DATASET RECORDS:
----------
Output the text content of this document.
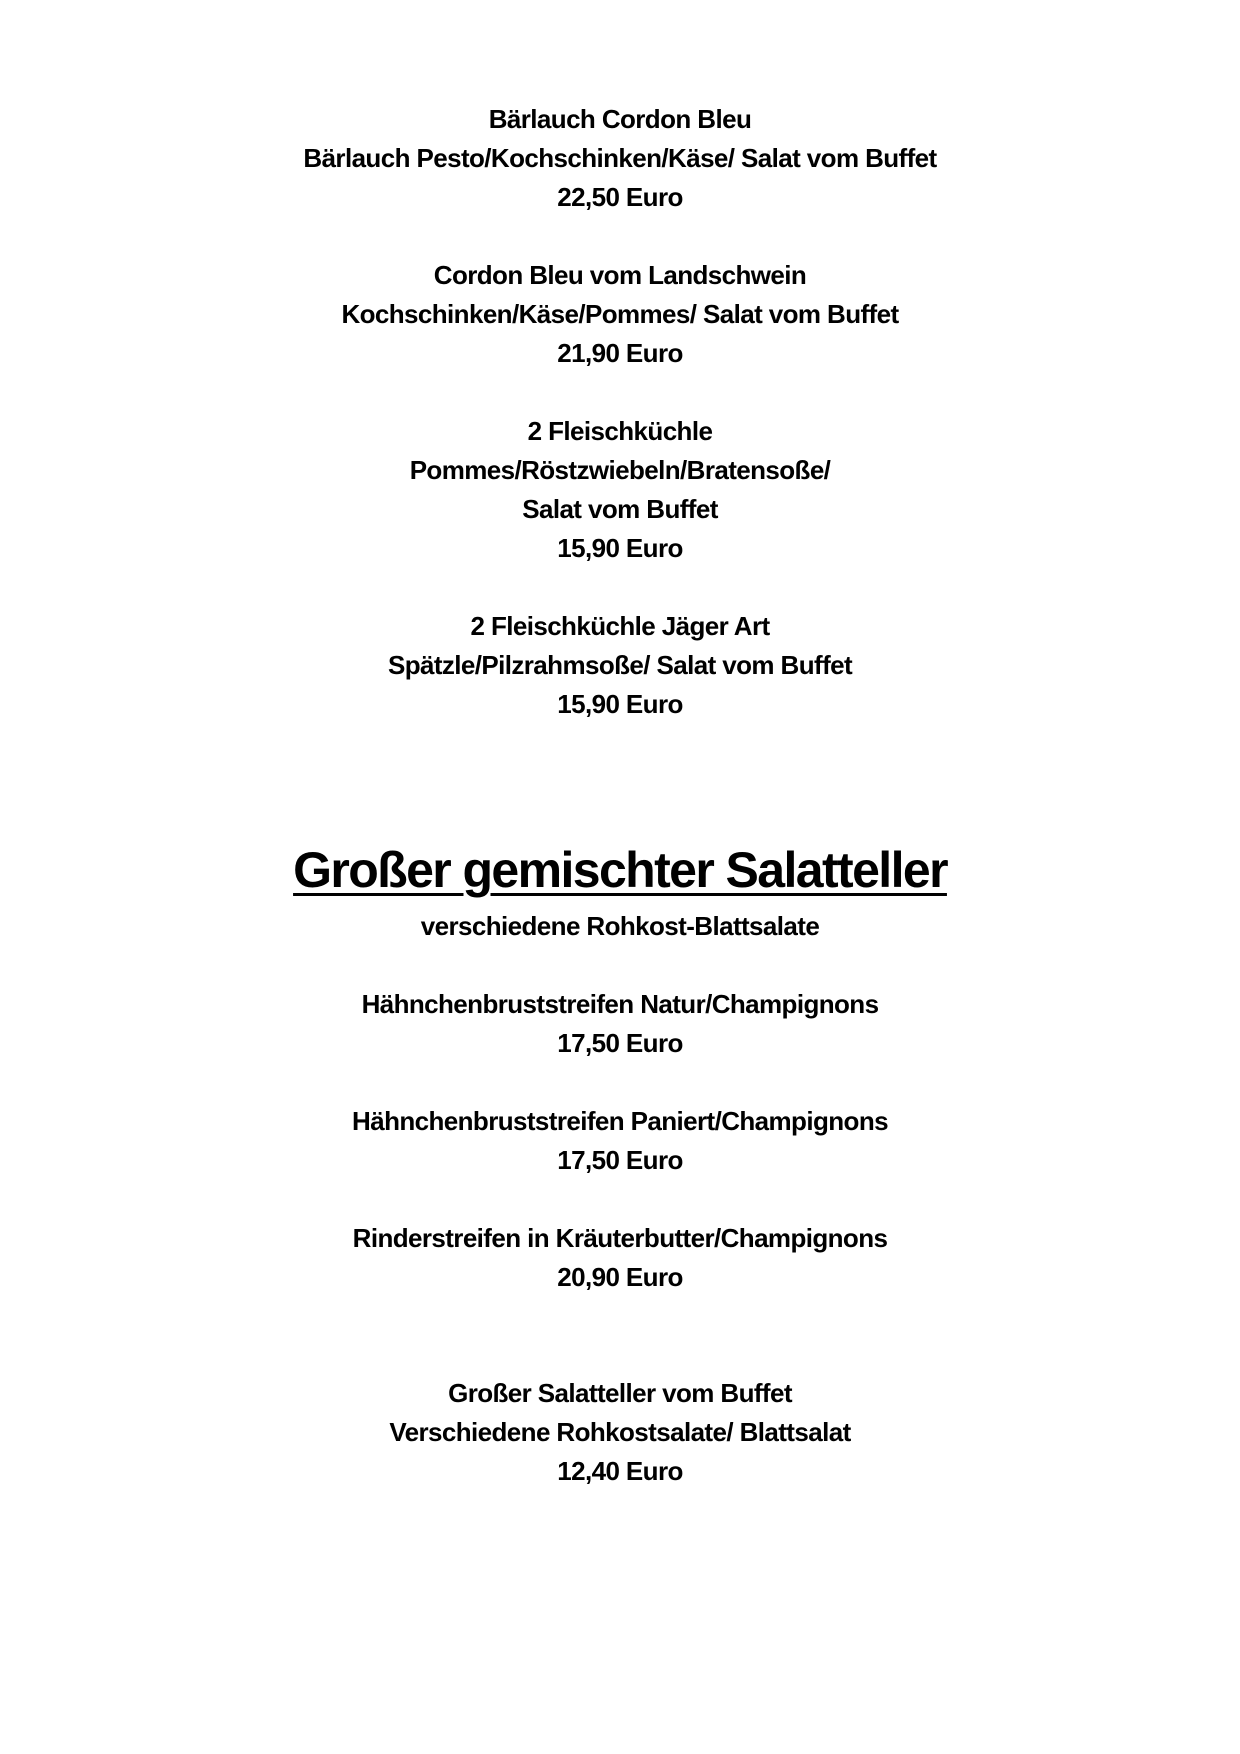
Bärlauch Cordon Bleu
Bärlauch Pesto/Kochschinken/Käse/ Salat vom Buffet
22,50 Euro
Cordon Bleu vom Landschwein
Kochschinken/Käse/Pommes/ Salat vom Buffet
21,90 Euro
2 Fleischküchle
Pommes/Röstzwiebeln/Bratensoße/
Salat vom Buffet
15,90 Euro
2 Fleischküchle Jäger Art
Spätzle/Pilzrahmsoße/ Salat vom Buffet
15,90 Euro
Großer gemischter Salatteller
verschiedene Rohkost-Blattsalate
Hähnchenbruststreifen Natur/Champignons
17,50 Euro
Hähnchenbruststreifen Paniert/Champignons
17,50 Euro
Rinderstreifen in Kräuterbutter/Champignons
20,90 Euro
Großer Salatteller vom Buffet
Verschiedene Rohkostsalate/ Blattsalat
12,40 Euro
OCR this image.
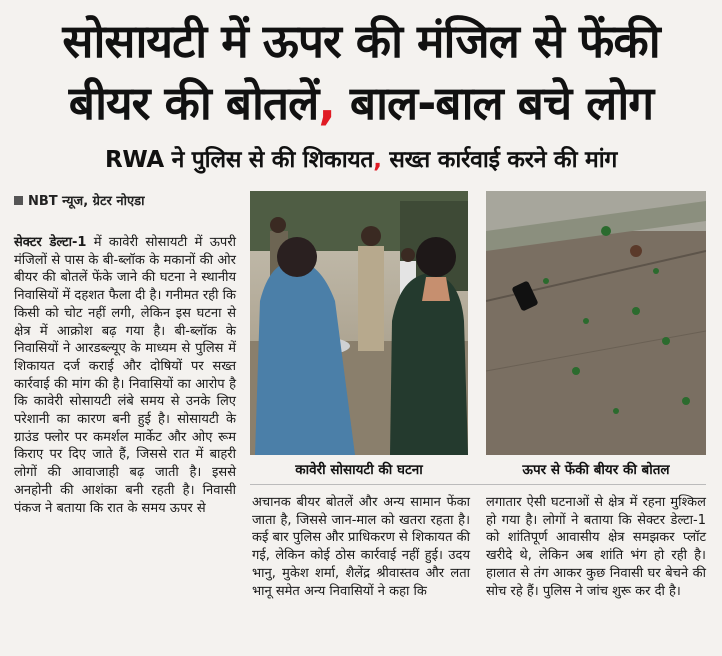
सोसायटी में ऊपर की मंजिल से फेंकी
बीयर की बोतलें, बाल-बाल बचे लोग
RWA ने पुलिस से की शिकायत, सख्त कार्रवाई करने की मांग
NBT न्यूज, ग्रेटर नोएडा
सेक्टर डेल्टा-1 में कावेरी सोसायटी में ऊपरी मंजिलों से पास के बी-ब्लॉक के मकानों की ओर बीयर की बोतलें फेंके जाने की घटना ने स्थानीय निवासियों में दहशत फैला दी है। गनीमत रही कि किसी को चोट नहीं लगी, लेकिन इस घटना से क्षेत्र में आक्रोश बढ़ गया है। बी-ब्लॉक के निवासियों ने आरडब्ल्यूए के माध्यम से पुलिस में शिकायत दर्ज कराई और दोषियों पर सख्त कार्रवाई की मांग की है। निवासियों का आरोप है कि कावेरी सोसायटी लंबे समय से उनके लिए परेशानी का कारण बनी हुई है। सोसायटी के ग्राउंड फ्लोर पर कमर्शल मार्केट और ओए रूम किराए पर दिए जाते हैं, जिससे रात में बाहरी लोगों की आवाजाही बढ़ जाती है। इससे अनहोनी की आशंका बनी रहती है। निवासी पंकज ने बताया कि रात के समय ऊपर से
कावेरी सोसायटी की घटना	ऊपर से फेंकी बीयर की बोतल
अचानक बीयर बोतलें और अन्य सामान फेंका जाता है, जिससे जान-माल को खतरा रहता है। कई बार पुलिस और प्राधिकरण से शिकायत की गई, लेकिन कोई ठोस कार्रवाई नहीं हुई। उदय भानु, मुकेश शर्मा, शैलेंद्र श्रीवास्तव और लता भानू समेत अन्य निवासियों ने कहा कि
लगातार ऐसी घटनाओं से क्षेत्र में रहना मुश्किल हो गया है। लोगों ने बताया कि सेक्टर डेल्टा-1 को शांतिपूर्ण आवासीय क्षेत्र समझकर प्लॉट खरीदे थे, लेकिन अब शांति भंग हो रही है। हालात से तंग आकर कुछ निवासी घर बेचने की सोच रहे हैं। पुलिस ने जांच शुरू कर दी है।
----------
THE TASK: In the copy, include no pictures; restate the listing above exactly.

FULL OUTPUT:
Output the text content of this document.
Bärlauch Cordon Bleu
Bärlauch Pesto/Kochschinken/Käse/ Salat vom Buffet
22,50 Euro
Cordon Bleu vom Landschwein
Kochschinken/Käse/Pommes/ Salat vom Buffet
21,90 Euro
2 Fleischküchle
Pommes/Röstzwiebeln/Bratensoße/
Salat vom Buffet
15,90 Euro
2 Fleischküchle Jäger Art
Spätzle/Pilzrahmsoße/ Salat vom Buffet
15,90 Euro
Großer gemischter Salatteller
verschiedene Rohkost-Blattsalate
Hähnchenbruststreifen Natur/Champignons
17,50 Euro
Hähnchenbruststreifen Paniert/Champignons
17,50 Euro
Rinderstreifen in Kräuterbutter/Champignons
20,90 Euro
Großer Salatteller vom Buffet
Verschiedene Rohkostsalate/ Blattsalat
12,40 Euro
OCR this image.
सोसायटी में ऊपर की मंजिल से फेंकी
बीयर की बोतलें, बाल-बाल बचे लोग
RWA ने पुलिस से की शिकायत, सख्त कार्रवाई करने की मांग
NBT न्यूज, ग्रेटर नोएडा
सेक्टर डेल्टा-1 में कावेरी सोसायटी में ऊपरी मंजिलों से पास के बी-ब्लॉक के मकानों की ओर बीयर की बोतलें फेंके जाने की घटना ने स्थानीय निवासियों में दहशत फैला दी है। गनीमत रही कि किसी को चोट नहीं लगी, लेकिन इस घटना से क्षेत्र में आक्रोश बढ़ गया है। बी-ब्लॉक के निवासियों ने आरडब्ल्यूए के माध्यम से पुलिस में शिकायत दर्ज कराई और दोषियों पर सख्त कार्रवाई की मांग की है। निवासियों का आरोप है कि कावेरी सोसायटी लंबे समय से उनके लिए परेशानी का कारण बनी हुई है। सोसायटी के ग्राउंड फ्लोर पर कमर्शल मार्केट और ओए रूम किराए पर दिए जाते हैं, जिससे रात में बाहरी लोगों की आवाजाही बढ़ जाती है। इससे अनहोनी की आशंका बनी रहती है। निवासी पंकज ने बताया कि रात के समय ऊपर से
कावेरी सोसायटी की घटना	ऊपर से फेंकी बीयर की बोतल
अचानक बीयर बोतलें और अन्य सामान फेंका जाता है, जिससे जान-माल को खतरा रहता है। कई बार पुलिस और प्राधिकरण से शिकायत की गई, लेकिन कोई ठोस कार्रवाई नहीं हुई। उदय भानु, मुकेश शर्मा, शैलेंद्र श्रीवास्तव और लता भानू समेत अन्य निवासियों ने कहा कि
लगातार ऐसी घटनाओं से क्षेत्र में रहना मुश्किल हो गया है। लोगों ने बताया कि सेक्टर डेल्टा-1 को शांतिपूर्ण आवासीय क्षेत्र समझकर प्लॉट खरीदे थे, लेकिन अब शांति भंग हो रही है। हालात से तंग आकर कुछ निवासी घर बेचने की सोच रहे हैं। पुलिस ने जांच शुरू कर दी है।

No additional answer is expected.